━━ Record excerpts ━━

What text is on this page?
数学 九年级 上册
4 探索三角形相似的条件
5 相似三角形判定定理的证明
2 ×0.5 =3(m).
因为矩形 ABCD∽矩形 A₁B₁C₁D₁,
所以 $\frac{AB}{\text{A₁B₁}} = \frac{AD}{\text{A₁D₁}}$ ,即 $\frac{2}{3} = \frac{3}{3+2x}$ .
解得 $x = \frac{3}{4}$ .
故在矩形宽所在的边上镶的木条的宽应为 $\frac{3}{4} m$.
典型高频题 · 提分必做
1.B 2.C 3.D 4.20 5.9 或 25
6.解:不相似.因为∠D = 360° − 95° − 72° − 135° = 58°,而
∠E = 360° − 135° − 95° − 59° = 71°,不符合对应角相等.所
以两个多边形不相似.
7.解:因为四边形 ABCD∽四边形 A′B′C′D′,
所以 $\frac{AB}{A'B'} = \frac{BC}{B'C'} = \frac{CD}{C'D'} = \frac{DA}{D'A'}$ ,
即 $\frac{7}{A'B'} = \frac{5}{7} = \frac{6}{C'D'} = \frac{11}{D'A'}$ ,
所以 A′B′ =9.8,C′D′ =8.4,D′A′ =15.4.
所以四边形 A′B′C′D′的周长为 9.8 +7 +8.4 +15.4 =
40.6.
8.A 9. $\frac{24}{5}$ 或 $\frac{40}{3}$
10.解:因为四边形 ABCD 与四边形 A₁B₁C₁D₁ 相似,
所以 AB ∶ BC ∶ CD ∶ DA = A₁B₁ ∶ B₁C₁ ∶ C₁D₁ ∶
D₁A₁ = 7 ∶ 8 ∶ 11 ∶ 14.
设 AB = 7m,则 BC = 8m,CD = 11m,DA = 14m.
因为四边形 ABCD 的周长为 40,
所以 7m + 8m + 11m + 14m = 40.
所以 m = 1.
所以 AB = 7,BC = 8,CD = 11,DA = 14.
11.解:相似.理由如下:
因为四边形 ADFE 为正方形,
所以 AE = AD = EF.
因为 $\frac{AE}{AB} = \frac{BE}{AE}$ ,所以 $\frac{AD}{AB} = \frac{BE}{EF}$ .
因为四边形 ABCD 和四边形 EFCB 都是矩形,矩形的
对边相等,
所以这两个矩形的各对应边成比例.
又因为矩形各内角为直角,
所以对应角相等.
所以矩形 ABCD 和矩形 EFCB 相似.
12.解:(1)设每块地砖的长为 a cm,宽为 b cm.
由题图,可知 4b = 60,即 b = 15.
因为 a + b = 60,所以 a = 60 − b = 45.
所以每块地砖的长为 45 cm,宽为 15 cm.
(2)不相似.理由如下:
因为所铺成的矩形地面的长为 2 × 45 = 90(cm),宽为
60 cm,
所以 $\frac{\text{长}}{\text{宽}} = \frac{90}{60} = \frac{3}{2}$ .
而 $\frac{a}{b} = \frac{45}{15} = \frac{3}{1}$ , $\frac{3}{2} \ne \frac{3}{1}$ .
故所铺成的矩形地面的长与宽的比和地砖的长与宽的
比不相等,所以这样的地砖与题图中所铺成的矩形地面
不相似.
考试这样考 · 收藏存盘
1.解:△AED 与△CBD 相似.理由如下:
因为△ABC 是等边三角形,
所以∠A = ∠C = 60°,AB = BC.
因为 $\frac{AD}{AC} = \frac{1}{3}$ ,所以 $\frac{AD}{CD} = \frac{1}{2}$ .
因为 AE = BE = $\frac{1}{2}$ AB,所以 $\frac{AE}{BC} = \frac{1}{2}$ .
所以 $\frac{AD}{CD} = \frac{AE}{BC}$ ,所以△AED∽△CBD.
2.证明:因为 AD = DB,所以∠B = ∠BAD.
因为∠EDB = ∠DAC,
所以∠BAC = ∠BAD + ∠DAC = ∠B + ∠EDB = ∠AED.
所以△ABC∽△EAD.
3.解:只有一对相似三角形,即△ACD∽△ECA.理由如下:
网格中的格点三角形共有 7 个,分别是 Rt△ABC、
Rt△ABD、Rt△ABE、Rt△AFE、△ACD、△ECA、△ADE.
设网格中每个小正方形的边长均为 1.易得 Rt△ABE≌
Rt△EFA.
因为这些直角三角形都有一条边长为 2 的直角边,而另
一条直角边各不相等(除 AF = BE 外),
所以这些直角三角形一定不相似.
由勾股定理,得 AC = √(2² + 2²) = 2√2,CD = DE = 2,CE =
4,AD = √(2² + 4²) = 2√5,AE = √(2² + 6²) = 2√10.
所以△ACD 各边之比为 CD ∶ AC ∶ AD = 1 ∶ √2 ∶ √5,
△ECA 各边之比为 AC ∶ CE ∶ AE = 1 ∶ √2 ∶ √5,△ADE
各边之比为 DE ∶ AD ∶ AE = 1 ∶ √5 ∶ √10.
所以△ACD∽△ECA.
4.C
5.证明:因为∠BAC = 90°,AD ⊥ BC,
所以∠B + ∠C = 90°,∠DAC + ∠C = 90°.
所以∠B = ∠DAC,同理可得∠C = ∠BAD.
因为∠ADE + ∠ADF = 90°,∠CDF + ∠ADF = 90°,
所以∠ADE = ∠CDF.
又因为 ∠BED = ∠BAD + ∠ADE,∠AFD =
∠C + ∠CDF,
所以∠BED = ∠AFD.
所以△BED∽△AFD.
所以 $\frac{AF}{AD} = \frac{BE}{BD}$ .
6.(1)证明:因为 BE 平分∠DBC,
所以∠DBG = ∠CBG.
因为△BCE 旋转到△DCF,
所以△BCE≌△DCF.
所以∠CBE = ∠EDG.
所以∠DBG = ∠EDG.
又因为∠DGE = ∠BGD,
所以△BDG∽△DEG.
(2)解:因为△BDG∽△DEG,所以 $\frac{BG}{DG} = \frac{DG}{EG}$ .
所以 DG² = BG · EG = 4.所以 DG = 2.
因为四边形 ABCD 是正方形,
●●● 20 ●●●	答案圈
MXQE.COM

━━━

◆ Your instructions ◆
Determine how many lines in the data above contain the string "的周长为". Give nothing except the number.

◆ Response for this exercise ◆
2